Scan the entries below and extract each line with the word "yield" in it.

Source records
******

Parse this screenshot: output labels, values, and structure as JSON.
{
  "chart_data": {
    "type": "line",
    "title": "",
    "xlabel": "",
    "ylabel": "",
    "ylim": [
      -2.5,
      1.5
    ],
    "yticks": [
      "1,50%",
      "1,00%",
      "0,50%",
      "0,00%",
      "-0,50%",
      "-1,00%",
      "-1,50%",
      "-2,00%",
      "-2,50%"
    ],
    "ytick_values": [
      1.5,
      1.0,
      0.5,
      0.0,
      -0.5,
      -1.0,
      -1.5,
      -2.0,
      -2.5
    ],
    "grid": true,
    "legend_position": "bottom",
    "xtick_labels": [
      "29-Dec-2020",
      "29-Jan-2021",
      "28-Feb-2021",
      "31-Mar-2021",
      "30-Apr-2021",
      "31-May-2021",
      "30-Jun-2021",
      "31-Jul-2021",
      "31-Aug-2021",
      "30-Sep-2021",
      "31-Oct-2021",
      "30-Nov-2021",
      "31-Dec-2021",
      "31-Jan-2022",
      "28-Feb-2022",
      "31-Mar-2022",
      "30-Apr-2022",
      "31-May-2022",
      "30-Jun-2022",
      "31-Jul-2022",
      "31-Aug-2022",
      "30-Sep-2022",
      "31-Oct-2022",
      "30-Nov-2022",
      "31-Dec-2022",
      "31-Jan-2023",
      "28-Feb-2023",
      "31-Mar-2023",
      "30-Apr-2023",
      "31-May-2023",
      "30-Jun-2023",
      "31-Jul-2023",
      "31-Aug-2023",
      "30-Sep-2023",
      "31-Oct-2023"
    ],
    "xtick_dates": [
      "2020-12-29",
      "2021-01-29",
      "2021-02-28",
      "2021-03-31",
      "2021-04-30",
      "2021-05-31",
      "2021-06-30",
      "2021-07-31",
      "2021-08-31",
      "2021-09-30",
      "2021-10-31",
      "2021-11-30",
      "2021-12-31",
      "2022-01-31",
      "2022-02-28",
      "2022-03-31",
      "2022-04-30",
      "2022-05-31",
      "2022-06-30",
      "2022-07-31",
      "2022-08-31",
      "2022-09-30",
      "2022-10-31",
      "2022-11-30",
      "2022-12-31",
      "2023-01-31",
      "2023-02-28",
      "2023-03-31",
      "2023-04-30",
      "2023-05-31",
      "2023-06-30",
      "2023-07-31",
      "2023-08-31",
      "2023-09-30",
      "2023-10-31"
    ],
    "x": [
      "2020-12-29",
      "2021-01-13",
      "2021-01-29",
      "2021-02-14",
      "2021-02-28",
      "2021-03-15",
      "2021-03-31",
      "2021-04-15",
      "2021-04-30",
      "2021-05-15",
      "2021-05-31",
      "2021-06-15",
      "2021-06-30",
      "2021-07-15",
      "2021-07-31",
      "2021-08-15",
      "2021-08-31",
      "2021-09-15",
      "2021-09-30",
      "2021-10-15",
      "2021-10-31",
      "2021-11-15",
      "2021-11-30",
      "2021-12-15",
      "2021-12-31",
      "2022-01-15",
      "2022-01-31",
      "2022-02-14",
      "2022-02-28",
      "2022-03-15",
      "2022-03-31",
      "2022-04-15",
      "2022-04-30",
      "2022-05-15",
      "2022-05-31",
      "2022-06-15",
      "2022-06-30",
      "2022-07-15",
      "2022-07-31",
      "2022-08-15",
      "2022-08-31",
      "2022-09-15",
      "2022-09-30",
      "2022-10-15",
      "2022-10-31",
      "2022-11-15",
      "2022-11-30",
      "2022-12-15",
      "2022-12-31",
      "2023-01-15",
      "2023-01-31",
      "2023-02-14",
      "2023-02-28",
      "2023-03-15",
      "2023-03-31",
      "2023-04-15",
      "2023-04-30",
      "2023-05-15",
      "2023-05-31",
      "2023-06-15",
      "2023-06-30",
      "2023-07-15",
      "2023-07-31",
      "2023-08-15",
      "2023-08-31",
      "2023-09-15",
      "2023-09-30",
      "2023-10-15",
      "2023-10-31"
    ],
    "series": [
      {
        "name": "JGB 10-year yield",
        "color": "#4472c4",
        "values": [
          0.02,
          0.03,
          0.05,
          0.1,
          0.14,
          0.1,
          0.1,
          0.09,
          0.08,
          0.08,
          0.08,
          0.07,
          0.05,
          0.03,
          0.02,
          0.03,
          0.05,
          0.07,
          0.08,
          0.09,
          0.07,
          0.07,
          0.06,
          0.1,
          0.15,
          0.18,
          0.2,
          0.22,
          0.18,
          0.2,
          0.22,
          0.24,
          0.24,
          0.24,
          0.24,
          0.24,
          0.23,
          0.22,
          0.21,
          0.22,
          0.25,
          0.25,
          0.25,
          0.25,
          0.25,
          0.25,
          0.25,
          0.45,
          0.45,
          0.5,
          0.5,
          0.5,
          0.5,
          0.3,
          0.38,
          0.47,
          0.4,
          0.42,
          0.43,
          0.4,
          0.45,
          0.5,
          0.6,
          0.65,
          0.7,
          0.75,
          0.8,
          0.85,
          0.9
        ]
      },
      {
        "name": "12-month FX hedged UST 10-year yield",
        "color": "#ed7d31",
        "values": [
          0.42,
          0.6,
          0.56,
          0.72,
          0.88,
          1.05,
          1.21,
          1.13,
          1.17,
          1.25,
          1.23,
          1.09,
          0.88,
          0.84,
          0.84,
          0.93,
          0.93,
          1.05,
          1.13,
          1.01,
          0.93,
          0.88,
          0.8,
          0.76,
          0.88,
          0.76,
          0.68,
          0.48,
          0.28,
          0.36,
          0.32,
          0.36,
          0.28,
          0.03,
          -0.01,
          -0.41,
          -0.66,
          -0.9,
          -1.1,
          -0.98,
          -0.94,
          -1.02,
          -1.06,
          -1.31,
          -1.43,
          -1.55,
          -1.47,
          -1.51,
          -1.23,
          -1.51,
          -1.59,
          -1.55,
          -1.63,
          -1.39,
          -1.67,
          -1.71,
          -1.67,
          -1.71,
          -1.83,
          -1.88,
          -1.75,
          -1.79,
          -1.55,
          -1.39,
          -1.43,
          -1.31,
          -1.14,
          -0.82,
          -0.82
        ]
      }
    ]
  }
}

******

* OUTPUT OF THE EXERCISE:
        "name": "JGB 10-year yield",
        "name": "12-month FX hedged UST 10-year yield",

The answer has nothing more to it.